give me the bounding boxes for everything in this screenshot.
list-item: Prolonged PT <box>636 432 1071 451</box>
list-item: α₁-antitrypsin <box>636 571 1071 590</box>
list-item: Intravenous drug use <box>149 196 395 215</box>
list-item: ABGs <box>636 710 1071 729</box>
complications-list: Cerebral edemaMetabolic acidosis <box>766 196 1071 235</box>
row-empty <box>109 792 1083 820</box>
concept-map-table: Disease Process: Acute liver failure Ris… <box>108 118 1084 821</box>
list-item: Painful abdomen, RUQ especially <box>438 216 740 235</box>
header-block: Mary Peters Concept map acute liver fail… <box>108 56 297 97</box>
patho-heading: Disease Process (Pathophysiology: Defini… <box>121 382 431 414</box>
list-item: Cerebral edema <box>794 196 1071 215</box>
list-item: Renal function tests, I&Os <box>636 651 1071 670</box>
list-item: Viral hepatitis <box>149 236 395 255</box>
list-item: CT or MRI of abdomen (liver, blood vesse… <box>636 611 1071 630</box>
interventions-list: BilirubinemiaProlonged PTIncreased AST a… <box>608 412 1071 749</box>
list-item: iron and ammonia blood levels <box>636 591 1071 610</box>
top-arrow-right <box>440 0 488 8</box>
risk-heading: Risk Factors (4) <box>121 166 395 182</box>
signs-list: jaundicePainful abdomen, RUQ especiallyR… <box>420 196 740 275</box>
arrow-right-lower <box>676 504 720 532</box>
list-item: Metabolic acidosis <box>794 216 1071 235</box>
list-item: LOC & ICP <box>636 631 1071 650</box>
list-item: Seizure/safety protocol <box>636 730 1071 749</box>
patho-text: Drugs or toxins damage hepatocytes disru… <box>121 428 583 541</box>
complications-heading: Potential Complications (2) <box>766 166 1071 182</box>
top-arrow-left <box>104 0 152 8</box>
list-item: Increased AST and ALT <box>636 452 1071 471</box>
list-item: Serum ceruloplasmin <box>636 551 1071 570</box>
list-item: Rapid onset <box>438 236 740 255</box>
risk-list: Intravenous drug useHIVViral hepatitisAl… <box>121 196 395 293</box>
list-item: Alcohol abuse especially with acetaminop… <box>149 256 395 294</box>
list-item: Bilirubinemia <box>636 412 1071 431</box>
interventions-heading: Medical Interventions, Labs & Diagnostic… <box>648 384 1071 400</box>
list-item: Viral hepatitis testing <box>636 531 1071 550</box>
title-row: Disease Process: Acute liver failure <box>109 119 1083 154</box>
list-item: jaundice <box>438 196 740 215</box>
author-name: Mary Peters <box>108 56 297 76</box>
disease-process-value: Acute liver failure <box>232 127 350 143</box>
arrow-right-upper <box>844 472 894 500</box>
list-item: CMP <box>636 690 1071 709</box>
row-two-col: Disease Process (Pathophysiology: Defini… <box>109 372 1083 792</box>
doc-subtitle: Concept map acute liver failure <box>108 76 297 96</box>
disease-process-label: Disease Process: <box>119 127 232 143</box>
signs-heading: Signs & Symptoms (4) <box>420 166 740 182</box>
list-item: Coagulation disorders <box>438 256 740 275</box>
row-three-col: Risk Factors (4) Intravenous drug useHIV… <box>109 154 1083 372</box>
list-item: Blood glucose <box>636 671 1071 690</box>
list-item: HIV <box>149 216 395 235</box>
====
What you need to do: In full and word for word, restate the data.

Solved problem:
give me the bounding boxes for everything in this screenshot.
list-item: Prolonged PT <box>636 432 1071 451</box>
list-item: α₁-antitrypsin <box>636 571 1071 590</box>
list-item: Intravenous drug use <box>149 196 395 215</box>
list-item: ABGs <box>636 710 1071 729</box>
complications-list: Cerebral edemaMetabolic acidosis <box>766 196 1071 235</box>
row-empty <box>109 792 1083 820</box>
concept-map-table: Disease Process: Acute liver failure Ris… <box>108 118 1084 821</box>
list-item: Painful abdomen, RUQ especially <box>438 216 740 235</box>
header-block: Mary Peters Concept map acute liver fail… <box>108 56 297 97</box>
patho-heading: Disease Process (Pathophysiology: Defini… <box>121 382 431 414</box>
list-item: Cerebral edema <box>794 196 1071 215</box>
list-item: Renal function tests, I&Os <box>636 651 1071 670</box>
list-item: Viral hepatitis <box>149 236 395 255</box>
list-item: CT or MRI of abdomen (liver, blood vesse… <box>636 611 1071 630</box>
interventions-list: BilirubinemiaProlonged PTIncreased AST a… <box>608 412 1071 749</box>
list-item: iron and ammonia blood levels <box>636 591 1071 610</box>
top-arrow-right <box>440 0 488 8</box>
risk-heading: Risk Factors (4) <box>121 166 395 182</box>
signs-list: jaundicePainful abdomen, RUQ especiallyR… <box>420 196 740 275</box>
arrow-right-lower <box>676 504 720 532</box>
list-item: Metabolic acidosis <box>794 216 1071 235</box>
list-item: LOC & ICP <box>636 631 1071 650</box>
list-item: Seizure/safety protocol <box>636 730 1071 749</box>
patho-text: Drugs or toxins damage hepatocytes disru… <box>121 428 583 541</box>
complications-heading: Potential Complications (2) <box>766 166 1071 182</box>
top-arrow-left <box>104 0 152 8</box>
list-item: Increased AST and ALT <box>636 452 1071 471</box>
list-item: Serum ceruloplasmin <box>636 551 1071 570</box>
list-item: Rapid onset <box>438 236 740 255</box>
risk-list: Intravenous drug useHIVViral hepatitisAl… <box>121 196 395 293</box>
list-item: Alcohol abuse especially with acetaminop… <box>149 256 395 294</box>
list-item: Bilirubinemia <box>636 412 1071 431</box>
interventions-heading: Medical Interventions, Labs & Diagnostic… <box>648 384 1071 400</box>
list-item: Viral hepatitis testing <box>636 531 1071 550</box>
title-row: Disease Process: Acute liver failure <box>109 119 1083 154</box>
list-item: jaundice <box>438 196 740 215</box>
author-name: Mary Peters <box>108 56 297 76</box>
disease-process-value: Acute liver failure <box>232 127 350 143</box>
arrow-right-upper <box>844 472 894 500</box>
list-item: CMP <box>636 690 1071 709</box>
row-two-col: Disease Process (Pathophysiology: Defini… <box>109 372 1083 792</box>
doc-subtitle: Concept map acute liver failure <box>108 76 297 96</box>
disease-process-label: Disease Process: <box>119 127 232 143</box>
signs-heading: Signs & Symptoms (4) <box>420 166 740 182</box>
list-item: Coagulation disorders <box>438 256 740 275</box>
row-three-col: Risk Factors (4) Intravenous drug useHIV… <box>109 154 1083 372</box>
list-item: Blood glucose <box>636 671 1071 690</box>
list-item: HIV <box>149 216 395 235</box>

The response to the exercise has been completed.